WHAT YOU WILL DO:
Omit every picture while you reproduce the entries that follow word for word.

(Dataset records of document pages)
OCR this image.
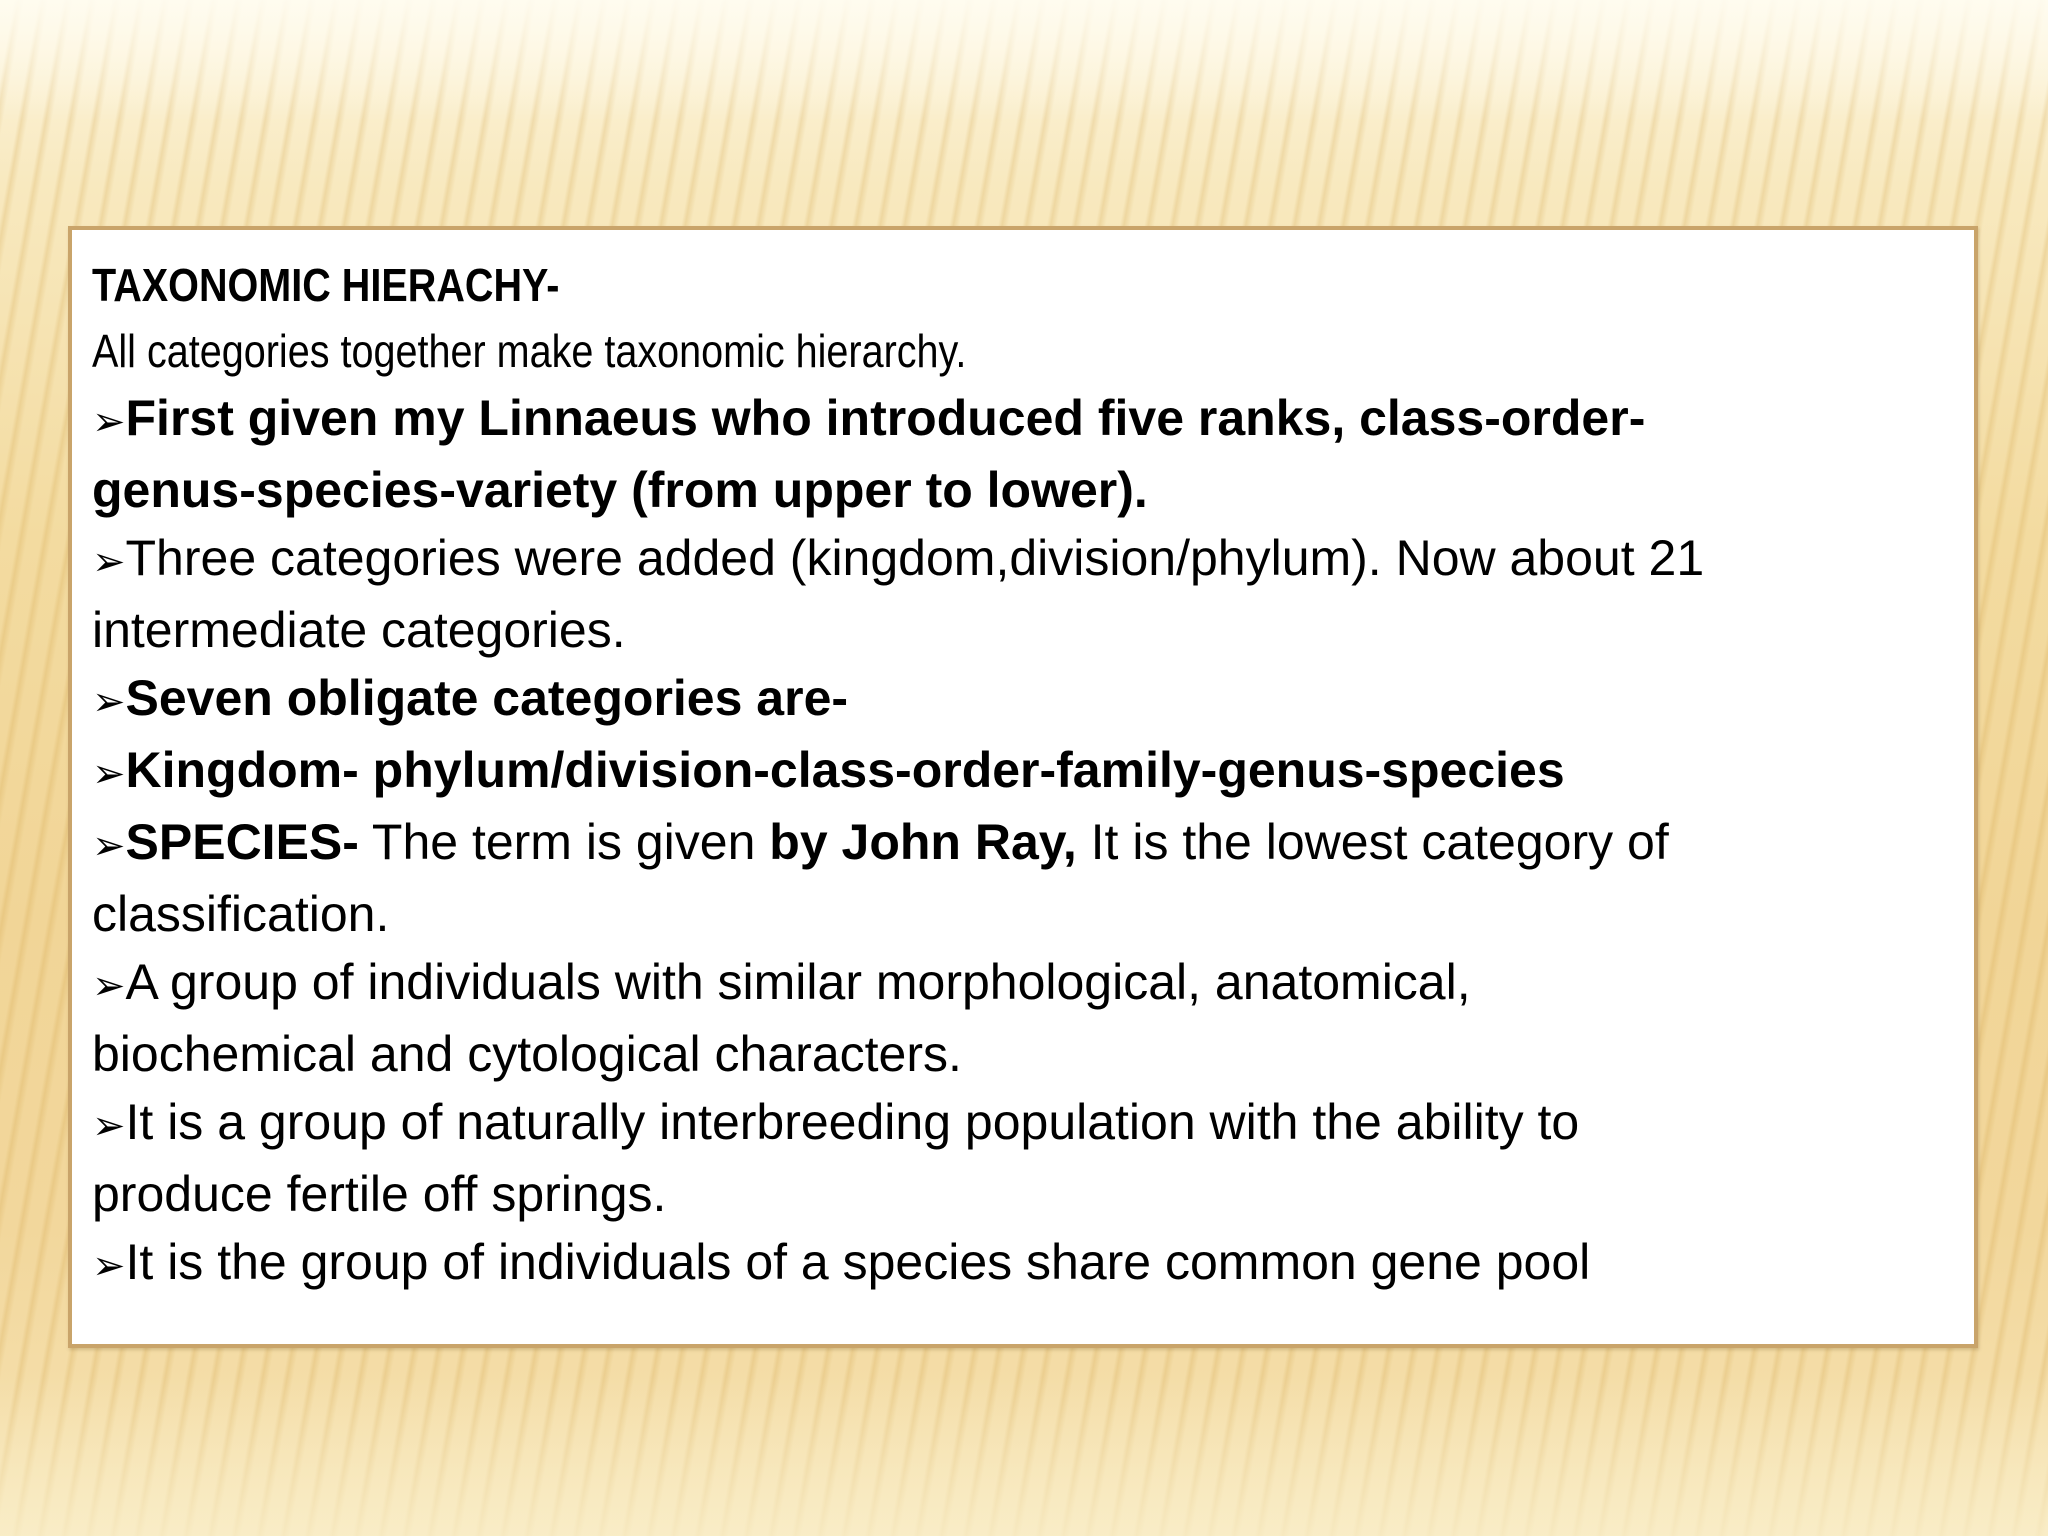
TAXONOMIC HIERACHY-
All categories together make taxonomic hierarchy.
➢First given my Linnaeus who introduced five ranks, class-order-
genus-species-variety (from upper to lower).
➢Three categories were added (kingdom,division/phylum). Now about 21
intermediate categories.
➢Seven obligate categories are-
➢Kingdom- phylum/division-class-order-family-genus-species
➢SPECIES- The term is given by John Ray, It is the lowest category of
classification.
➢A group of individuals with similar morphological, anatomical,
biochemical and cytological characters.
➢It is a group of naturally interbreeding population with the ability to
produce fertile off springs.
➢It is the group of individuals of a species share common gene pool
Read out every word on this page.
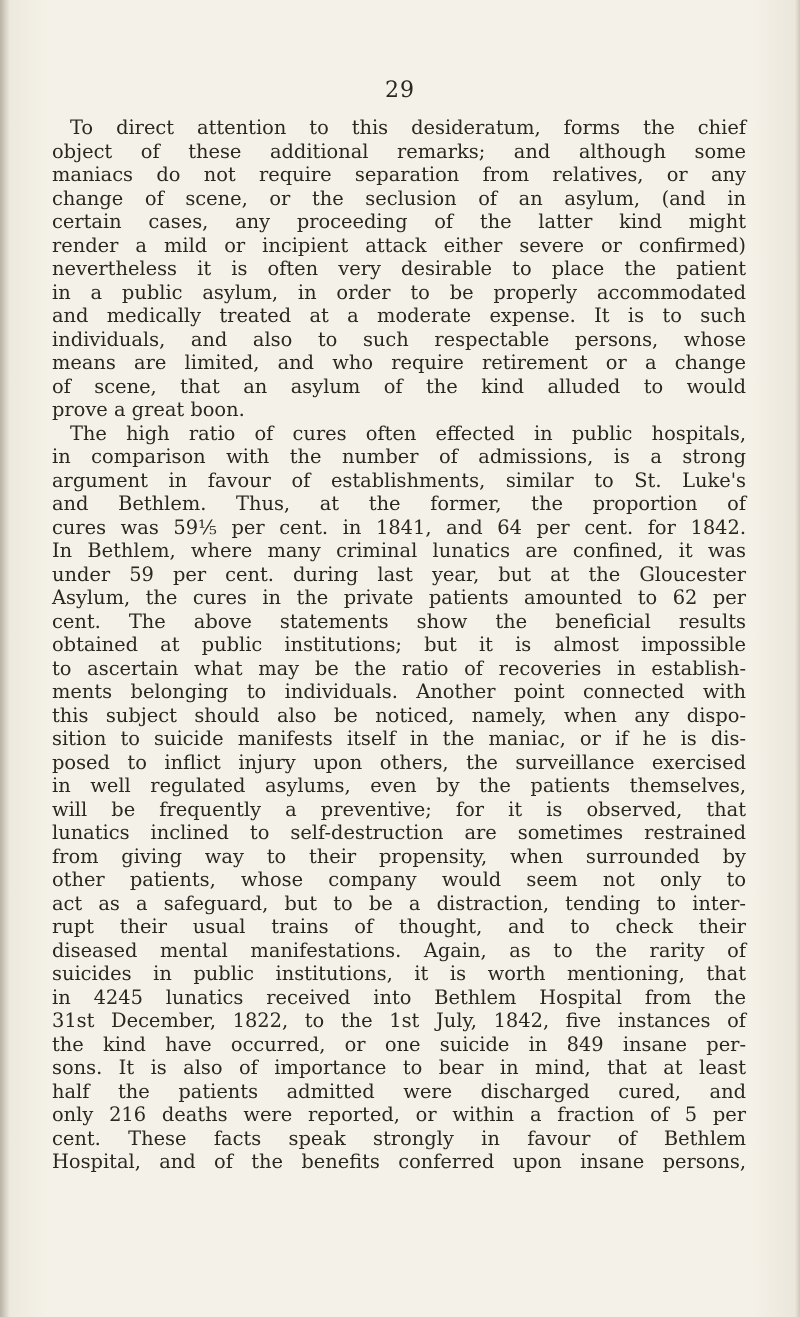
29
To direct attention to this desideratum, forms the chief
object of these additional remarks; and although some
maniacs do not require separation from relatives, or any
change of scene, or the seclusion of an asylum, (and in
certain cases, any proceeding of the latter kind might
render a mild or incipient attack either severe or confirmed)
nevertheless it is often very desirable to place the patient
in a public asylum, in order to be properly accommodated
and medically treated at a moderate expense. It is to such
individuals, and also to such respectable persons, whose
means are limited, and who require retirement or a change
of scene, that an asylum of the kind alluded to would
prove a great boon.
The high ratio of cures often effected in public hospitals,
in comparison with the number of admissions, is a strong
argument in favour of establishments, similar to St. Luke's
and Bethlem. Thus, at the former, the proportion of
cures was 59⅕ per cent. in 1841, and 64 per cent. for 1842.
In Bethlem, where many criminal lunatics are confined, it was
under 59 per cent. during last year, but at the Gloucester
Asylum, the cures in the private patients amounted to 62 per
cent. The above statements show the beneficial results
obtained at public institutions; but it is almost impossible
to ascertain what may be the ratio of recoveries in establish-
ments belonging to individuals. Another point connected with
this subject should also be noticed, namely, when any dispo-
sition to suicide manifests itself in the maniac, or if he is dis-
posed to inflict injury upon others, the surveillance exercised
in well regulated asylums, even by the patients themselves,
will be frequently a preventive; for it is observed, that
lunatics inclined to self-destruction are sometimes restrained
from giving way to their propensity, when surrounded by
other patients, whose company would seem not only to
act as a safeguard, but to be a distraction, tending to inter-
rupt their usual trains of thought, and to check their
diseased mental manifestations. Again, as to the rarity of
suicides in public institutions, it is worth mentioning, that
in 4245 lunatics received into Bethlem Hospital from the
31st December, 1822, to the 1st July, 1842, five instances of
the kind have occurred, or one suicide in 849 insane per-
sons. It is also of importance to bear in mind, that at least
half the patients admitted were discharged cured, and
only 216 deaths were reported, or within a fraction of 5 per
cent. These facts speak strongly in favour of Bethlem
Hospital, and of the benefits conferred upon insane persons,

SOLUTION:
OCR this image.
TAXONOMIC HIERACHY-
All categories together make taxonomic hierarchy.
➢First given my Linnaeus who introduced five ranks, class-order-
genus-species-variety (from upper to lower).
➢Three categories were added (kingdom,division/phylum). Now about 21
intermediate categories.
➢Seven obligate categories are-
➢Kingdom- phylum/division-class-order-family-genus-species
➢SPECIES- The term is given by John Ray, It is the lowest category of
classification.
➢A group of individuals with similar morphological, anatomical,
biochemical and cytological characters.
➢It is a group of naturally interbreeding population with the ability to
produce fertile off springs.
➢It is the group of individuals of a species share common gene pool
Read out every word on this page.
29
To direct attention to this desideratum, forms the chief
object of these additional remarks; and although some
maniacs do not require separation from relatives, or any
change of scene, or the seclusion of an asylum, (and in
certain cases, any proceeding of the latter kind might
render a mild or incipient attack either severe or confirmed)
nevertheless it is often very desirable to place the patient
in a public asylum, in order to be properly accommodated
and medically treated at a moderate expense. It is to such
individuals, and also to such respectable persons, whose
means are limited, and who require retirement or a change
of scene, that an asylum of the kind alluded to would
prove a great boon.
The high ratio of cures often effected in public hospitals,
in comparison with the number of admissions, is a strong
argument in favour of establishments, similar to St. Luke's
and Bethlem. Thus, at the former, the proportion of
cures was 59⅕ per cent. in 1841, and 64 per cent. for 1842.
In Bethlem, where many criminal lunatics are confined, it was
under 59 per cent. during last year, but at the Gloucester
Asylum, the cures in the private patients amounted to 62 per
cent. The above statements show the beneficial results
obtained at public institutions; but it is almost impossible
to ascertain what may be the ratio of recoveries in establish-
ments belonging to individuals. Another point connected with
this subject should also be noticed, namely, when any dispo-
sition to suicide manifests itself in the maniac, or if he is dis-
posed to inflict injury upon others, the surveillance exercised
in well regulated asylums, even by the patients themselves,
will be frequently a preventive; for it is observed, that
lunatics inclined to self-destruction are sometimes restrained
from giving way to their propensity, when surrounded by
other patients, whose company would seem not only to
act as a safeguard, but to be a distraction, tending to inter-
rupt their usual trains of thought, and to check their
diseased mental manifestations. Again, as to the rarity of
suicides in public institutions, it is worth mentioning, that
in 4245 lunatics received into Bethlem Hospital from the
31st December, 1822, to the 1st July, 1842, five instances of
the kind have occurred, or one suicide in 849 insane per-
sons. It is also of importance to bear in mind, that at least
half the patients admitted were discharged cured, and
only 216 deaths were reported, or within a fraction of 5 per
cent. These facts speak strongly in favour of Bethlem
Hospital, and of the benefits conferred upon insane persons,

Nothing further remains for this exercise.